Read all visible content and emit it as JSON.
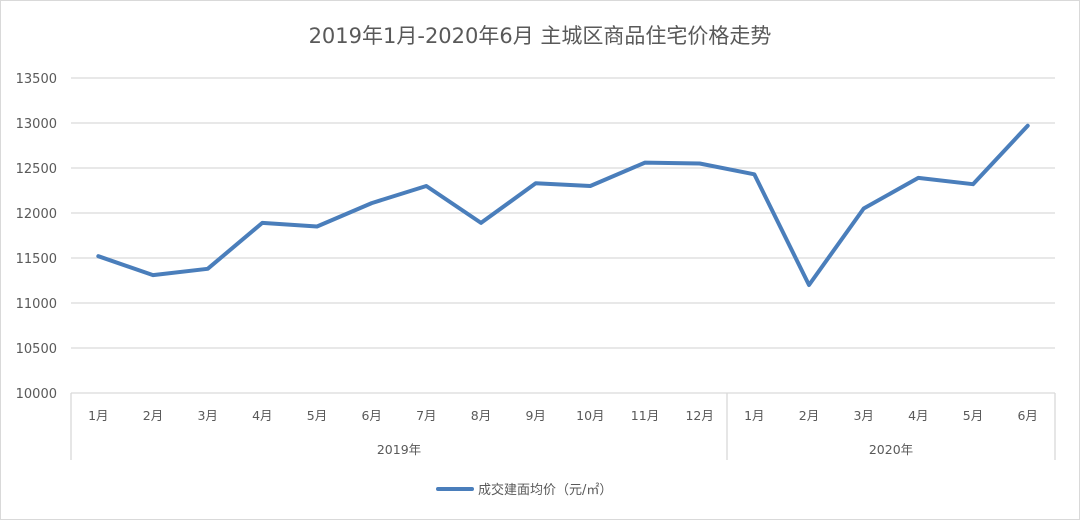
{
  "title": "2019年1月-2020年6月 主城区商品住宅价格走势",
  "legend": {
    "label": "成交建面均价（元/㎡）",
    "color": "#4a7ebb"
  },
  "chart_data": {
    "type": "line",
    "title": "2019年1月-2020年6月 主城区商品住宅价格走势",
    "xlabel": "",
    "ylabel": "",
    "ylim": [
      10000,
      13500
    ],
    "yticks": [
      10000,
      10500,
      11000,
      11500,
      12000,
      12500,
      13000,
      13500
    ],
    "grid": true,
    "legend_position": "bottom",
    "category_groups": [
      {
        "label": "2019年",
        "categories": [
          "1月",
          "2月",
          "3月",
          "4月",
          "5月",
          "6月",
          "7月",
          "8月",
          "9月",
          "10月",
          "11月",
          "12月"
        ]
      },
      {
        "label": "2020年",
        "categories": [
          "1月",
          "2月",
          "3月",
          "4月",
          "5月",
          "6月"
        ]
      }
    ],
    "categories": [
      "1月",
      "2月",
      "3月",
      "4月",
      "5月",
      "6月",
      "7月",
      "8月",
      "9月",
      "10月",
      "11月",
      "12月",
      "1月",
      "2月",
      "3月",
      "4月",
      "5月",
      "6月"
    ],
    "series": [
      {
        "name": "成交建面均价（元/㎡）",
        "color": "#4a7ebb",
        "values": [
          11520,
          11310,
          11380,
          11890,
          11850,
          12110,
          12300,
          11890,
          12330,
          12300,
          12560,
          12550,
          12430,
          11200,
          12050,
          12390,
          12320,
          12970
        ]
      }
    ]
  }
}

^^^^^^^^

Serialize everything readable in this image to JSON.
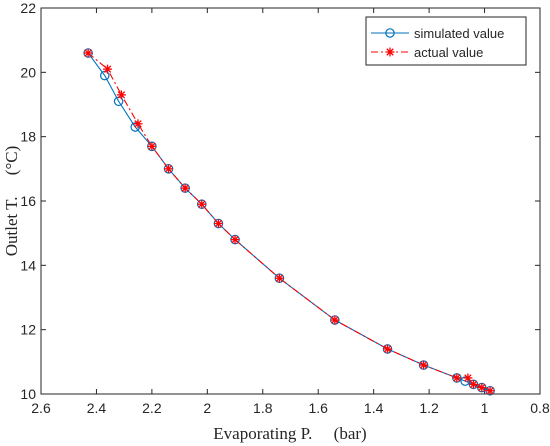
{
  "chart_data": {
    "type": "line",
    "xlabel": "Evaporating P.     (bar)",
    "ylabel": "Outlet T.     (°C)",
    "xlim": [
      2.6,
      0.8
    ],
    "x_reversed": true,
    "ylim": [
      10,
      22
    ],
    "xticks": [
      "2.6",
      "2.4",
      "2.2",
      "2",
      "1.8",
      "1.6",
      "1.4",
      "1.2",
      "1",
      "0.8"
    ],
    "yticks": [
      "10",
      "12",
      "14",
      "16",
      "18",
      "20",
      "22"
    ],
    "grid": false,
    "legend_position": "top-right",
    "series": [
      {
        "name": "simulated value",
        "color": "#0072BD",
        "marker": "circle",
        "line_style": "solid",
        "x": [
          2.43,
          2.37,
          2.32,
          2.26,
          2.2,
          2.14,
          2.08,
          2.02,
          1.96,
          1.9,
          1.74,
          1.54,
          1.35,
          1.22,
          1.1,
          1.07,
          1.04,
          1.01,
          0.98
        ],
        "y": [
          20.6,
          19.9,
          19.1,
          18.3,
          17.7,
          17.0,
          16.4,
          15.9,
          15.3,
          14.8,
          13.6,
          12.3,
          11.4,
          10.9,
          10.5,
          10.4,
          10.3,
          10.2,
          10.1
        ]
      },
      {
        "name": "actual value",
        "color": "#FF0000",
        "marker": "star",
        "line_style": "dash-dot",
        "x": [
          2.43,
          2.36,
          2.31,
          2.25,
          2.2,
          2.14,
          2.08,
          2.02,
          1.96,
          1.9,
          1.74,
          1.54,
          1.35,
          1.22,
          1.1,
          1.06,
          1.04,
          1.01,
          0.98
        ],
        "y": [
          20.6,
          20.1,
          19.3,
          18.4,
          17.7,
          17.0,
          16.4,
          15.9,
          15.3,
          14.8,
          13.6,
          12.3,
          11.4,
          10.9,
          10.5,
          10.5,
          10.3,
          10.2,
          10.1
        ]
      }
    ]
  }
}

^^^^^^^^

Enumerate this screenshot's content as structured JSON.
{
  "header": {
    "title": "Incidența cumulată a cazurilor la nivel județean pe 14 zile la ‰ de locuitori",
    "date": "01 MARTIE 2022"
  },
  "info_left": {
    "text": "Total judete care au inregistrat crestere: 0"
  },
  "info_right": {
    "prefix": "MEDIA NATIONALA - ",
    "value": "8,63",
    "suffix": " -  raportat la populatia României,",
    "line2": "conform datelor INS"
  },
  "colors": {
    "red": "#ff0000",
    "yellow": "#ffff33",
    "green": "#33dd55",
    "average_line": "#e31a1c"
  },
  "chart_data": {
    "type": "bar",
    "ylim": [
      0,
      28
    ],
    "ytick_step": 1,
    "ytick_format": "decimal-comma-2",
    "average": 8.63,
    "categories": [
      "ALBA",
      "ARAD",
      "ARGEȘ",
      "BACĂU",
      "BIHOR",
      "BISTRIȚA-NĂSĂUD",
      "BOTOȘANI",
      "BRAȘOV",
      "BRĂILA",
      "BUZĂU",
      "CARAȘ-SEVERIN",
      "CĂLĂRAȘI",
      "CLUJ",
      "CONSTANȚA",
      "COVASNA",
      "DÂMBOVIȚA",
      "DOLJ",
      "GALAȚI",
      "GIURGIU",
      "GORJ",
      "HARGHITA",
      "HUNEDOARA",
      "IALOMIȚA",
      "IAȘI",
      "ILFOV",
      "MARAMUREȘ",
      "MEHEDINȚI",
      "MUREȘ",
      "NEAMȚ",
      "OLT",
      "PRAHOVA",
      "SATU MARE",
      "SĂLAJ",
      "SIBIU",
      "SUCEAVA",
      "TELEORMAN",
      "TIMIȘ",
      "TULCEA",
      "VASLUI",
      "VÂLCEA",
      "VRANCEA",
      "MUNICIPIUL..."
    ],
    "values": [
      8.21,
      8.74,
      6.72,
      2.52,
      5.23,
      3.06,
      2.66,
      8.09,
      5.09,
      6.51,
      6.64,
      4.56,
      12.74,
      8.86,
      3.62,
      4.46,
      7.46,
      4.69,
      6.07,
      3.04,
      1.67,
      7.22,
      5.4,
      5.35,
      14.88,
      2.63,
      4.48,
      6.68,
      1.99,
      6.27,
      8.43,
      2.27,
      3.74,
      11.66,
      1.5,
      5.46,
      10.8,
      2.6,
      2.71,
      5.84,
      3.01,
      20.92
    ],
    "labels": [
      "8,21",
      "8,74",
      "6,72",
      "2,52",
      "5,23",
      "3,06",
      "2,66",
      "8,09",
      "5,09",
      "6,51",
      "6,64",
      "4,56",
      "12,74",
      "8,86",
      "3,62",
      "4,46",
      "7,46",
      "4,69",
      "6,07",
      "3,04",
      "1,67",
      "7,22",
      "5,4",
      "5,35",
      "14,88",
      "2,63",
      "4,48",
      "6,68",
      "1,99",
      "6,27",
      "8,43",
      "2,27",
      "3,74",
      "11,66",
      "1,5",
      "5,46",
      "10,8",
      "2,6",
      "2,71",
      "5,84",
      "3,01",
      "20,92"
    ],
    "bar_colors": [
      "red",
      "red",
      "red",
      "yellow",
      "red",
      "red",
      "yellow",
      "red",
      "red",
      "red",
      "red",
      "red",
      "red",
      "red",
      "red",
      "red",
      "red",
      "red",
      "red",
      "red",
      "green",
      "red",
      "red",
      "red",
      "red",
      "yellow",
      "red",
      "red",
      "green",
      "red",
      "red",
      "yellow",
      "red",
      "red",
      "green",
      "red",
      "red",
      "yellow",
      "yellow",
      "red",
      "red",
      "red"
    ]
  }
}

^^^^^^^^

◆ **YOUR GOAL**: Filter the records down to the lines that contain the string "JSON", and copy those lines.

◆ **OUTPUT OF THE EXERCISE**:
Read all visible content and emit it as JSON.
Serialize everything readable in this image to JSON.
Enumerate this screenshot's content as structured JSON.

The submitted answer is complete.